# What this task involves
Filter the entries and keep only the lines where the string "pour" appears.

== Listed entries

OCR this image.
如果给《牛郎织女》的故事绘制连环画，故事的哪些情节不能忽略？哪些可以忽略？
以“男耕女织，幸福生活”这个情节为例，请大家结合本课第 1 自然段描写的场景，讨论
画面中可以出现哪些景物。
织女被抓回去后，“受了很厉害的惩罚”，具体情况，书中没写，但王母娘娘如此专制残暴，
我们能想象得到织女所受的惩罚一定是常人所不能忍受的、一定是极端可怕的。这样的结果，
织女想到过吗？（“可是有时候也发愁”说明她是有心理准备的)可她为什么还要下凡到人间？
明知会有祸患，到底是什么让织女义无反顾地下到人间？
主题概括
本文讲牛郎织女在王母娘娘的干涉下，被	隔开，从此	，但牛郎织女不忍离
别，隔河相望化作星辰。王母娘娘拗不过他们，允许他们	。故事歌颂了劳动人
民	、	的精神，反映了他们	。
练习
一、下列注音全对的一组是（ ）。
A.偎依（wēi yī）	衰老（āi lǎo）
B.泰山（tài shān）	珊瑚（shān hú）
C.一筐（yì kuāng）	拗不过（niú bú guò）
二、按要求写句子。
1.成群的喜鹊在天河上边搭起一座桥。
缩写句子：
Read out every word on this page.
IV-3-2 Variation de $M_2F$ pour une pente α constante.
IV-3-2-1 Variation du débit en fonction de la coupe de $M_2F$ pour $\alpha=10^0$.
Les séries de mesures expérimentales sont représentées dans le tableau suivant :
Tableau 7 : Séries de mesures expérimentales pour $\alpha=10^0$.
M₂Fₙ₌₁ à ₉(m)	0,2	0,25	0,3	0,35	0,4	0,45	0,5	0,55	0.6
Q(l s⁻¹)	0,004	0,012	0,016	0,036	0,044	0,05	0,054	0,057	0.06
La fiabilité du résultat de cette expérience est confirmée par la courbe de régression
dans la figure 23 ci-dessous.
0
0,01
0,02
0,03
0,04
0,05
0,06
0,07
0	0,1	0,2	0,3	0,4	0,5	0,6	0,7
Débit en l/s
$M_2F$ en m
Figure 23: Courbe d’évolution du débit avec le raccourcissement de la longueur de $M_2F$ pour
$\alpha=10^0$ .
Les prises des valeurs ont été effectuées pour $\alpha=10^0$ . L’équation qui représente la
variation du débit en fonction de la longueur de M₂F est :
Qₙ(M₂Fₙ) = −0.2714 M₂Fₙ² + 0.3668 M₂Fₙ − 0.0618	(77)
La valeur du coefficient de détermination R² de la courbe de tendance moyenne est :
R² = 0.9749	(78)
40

====

# Exercise output
IV-3-2 Variation de $M_2F$ pour une pente α constante.
IV-3-2-1 Variation du débit en fonction de la coupe de $M_2F$ pour $\alpha=10^0$.
Tableau 7 : Séries de mesures expérimentales pour $\alpha=10^0$.
Figure 23: Courbe d’évolution du débit avec le raccourcissement de la longueur de $M_2F$ pour
Les prises des valeurs ont été effectuées pour $\alpha=10^0$ . L’équation qui représente la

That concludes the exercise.